§ **Extrait de page**

• • •

Cependant, malgré les difficultés d’approvisionnement, certains acteurs vendent ou donnent aujourd’hui des masques chirurgicaux à la population, estimant que la réglementation relative à l’L’importation de ces produits leur permet de le faire en toute légalité… »
« À fin de pouvoir continuer à tenir un discours cohérent auprès des professionnels de santé, de nos équipes mais également des patients, Il est grand temps de disposer d’une position univoque pour l’ensemble des entreprises, exprimant clairement les possibilités de vente laissées à chaque professionnel suivant les catégories de masques
 Dès lors que l’approvisionnement des professionnels de santé de premier recours est garanti, nous demandons de pouvoir assurer une distribution à la population des masques que les officines auront pu se procurer
»

 Dans une réponse du 30 avril 2020 le ministre de la santé se limitait à préciser : 
« Ne sont pas concernés (par l’interdiction de vente du 23 mars 2020) les stocks de masque depuis cette date »

Confronté à une pénurie générale de masques ayant respecté scrupuleusement les directives ministérielles le Conseil National de l’ordre des pharmaciens réclame « un état des lieux » et la gratuité des masques pour les personnes fragiles sur prescription.

Madame Carine WOLF-THAL, Présidente du Conseil National de l’Ordre des Pharmaciens fait part de l’incompréhension des pharmaciens :
« L’État nous a demandé depuis le début de bien contingenter ces masques un par un, pour bien les réserver aux professionnels de santé.
 Le message a été reçu et scrupuleusement respecté
»
 
Madame la Présidente demande concernant les masques chirurgicaux :
 « Faisons un inventaire, estimons quels sont les besoins des professionnels de santé et voyons ce qu’il reste à mettre dans les grandes surfaces »

 La dotation pour les professionnels de santé est de 18 masques par semaine, chirurgicaux ou FFP2 professionnels dans un contexte de stocks qui restent insuffisants.

Par arrêté du 25 avril 2020 et parallèlement à la délivrance de masques chirurgicaux et FFP2 pour faire face à la pénurie les pharmacies peuvent délivrer des masques non sanitaires, masques réutilisables, des masques grand public ou alternatifs et des masques chirurgicaux à usage unique.

Le prix des masques non sanitaires est prévu être encadré et assujetti à un taux de TVA réduit, reconnus de ce fait comme produits de première nécessité. (Arrêté du 07/05/2020 NOR CPAE 2011014A)

• • •

§ **Lignes répertoriées**
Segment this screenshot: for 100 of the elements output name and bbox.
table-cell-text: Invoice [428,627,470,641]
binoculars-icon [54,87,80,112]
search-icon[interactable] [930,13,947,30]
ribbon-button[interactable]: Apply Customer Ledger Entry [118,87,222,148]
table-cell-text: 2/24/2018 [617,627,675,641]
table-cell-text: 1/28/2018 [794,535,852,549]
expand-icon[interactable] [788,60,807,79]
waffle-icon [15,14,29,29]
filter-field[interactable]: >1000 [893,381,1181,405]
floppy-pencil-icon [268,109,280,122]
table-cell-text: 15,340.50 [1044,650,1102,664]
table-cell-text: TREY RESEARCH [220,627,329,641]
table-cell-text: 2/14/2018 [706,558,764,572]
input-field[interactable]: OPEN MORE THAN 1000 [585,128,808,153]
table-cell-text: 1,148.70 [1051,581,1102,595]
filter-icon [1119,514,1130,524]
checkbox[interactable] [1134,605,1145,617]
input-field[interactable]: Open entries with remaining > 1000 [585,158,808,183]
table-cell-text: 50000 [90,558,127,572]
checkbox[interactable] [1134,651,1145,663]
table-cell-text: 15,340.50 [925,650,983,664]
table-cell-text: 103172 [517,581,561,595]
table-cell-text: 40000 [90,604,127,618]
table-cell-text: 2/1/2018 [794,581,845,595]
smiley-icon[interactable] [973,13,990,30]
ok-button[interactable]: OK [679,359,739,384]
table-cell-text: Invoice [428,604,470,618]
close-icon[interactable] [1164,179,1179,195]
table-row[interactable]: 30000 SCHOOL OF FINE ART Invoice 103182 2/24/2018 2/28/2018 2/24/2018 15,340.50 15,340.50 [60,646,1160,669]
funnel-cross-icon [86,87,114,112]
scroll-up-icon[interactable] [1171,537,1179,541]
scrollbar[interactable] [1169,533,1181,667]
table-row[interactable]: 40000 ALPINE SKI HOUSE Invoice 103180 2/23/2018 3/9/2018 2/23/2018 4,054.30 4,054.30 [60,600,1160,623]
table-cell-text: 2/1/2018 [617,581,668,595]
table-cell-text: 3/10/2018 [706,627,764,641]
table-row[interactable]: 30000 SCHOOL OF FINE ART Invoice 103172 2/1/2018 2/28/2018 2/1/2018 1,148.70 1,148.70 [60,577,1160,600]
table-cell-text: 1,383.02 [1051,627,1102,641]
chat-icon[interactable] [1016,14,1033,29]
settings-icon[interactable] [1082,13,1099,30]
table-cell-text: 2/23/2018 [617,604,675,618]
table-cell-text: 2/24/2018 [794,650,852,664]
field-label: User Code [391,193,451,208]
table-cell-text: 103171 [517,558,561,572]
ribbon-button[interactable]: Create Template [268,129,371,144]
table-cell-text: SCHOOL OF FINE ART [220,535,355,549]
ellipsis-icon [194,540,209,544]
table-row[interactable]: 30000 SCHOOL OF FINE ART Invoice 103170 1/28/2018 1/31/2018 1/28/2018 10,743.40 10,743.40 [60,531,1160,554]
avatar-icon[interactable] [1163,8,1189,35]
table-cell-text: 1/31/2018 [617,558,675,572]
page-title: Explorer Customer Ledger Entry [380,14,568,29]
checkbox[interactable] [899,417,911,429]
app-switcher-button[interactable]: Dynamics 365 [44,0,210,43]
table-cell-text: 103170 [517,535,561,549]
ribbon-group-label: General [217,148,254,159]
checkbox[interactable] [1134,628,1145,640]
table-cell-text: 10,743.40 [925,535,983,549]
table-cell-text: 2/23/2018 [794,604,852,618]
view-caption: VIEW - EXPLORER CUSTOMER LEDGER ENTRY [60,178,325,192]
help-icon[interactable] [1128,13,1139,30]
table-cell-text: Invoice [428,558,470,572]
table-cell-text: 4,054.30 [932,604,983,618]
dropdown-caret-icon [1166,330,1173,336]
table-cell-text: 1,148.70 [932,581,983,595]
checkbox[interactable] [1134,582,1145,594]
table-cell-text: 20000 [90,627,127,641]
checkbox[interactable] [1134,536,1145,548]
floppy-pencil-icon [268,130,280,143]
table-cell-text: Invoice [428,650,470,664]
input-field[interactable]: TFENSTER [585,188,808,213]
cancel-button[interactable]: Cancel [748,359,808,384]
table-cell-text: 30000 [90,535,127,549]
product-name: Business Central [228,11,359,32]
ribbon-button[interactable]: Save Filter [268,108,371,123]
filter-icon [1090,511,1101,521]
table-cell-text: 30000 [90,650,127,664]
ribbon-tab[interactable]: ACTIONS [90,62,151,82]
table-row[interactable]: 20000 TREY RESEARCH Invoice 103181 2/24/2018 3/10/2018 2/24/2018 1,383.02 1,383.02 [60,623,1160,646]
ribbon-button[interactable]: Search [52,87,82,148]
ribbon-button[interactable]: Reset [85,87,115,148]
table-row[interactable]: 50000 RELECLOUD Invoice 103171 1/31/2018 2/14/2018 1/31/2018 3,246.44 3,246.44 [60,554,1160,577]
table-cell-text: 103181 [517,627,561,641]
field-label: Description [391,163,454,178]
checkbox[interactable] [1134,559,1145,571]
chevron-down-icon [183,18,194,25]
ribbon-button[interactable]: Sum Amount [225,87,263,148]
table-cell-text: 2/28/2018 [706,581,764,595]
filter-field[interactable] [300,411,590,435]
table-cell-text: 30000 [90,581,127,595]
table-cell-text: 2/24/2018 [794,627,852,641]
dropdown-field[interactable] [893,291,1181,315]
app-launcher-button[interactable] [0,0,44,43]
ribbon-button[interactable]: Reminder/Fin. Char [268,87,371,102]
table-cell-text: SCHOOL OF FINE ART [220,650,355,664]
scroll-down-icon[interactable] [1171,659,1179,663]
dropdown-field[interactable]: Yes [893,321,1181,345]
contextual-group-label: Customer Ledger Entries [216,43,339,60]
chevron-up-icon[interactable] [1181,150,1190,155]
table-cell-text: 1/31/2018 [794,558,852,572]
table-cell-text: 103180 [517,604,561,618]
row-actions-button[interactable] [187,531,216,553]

• • •

§ **Liste des exercices**
1 – D'après l'extrait consacré aux masques en pharmacie, quelle est la dotation hebdomadaire prévue pour les professionnels de santé ?
2 – Prolongez l'extrait consacré aux masques en pharmacie à partir de sa dernière phrase.

§ **Corrigés par exercice**
1 – Elle est de 18 masques par semaine, chirurgicaux ou FFP2 professionnels.

2 –
Ces masques sont homologués et ne correspondent pas aux masques intitulés entre guillemets « maison »

 Cette décision est destinée à sécuriser le déconfinement en renforçant la protection de la population. 

Selon le Conseil de l’Ordre National des Pharmaciens cette délivrance s’accompagnera de conseils sur le port du masque et d’un rappel des gestes barrières qui restent primordiaux.

Les masques FFP 2 restent quant à eux strictement réservés aux professionnels de santé.

Enfin depuis le 4 mai 2020 les pharmaciens, comme les enseignes de la grande distribution, sont autorisés à vendre au grand public des masques chirurgicaux provenant de leur propre stock, en priorité aux personnes fragiles ou à risque (décret du 2 mai 2020 numéro 22 20–506 venant compléter le décret du 23 mars 2020 numéro 2020–293O)

Or en réalité et comme le précise le Conseil d’État dans son arrêt du 5 mai 2020 les pharmacies d’officine avaient déjà le droit de vendre des masques chirurgicaux au grand public, hors stocks réquisitionnés, depuis le 23 mars 2020.

Les Pharmaciens ont-ils été trompés ou à minima mal informés sur l’étendue de leurs droits par leur ministre de Tutelle, la question pourra être légitimement posée à l’heure du bilan sur les réponses apportées et les mesures prises pour répondre à un contexte d’épidémie d’un virus inconnu.

Un point positif peut être retenu de cette crise sanitaire, l’ensemble du système sanitaire a souffert mais tenu bon par le dévouement de l’ensemble de tous les partenaires médicaux et paramédicaux.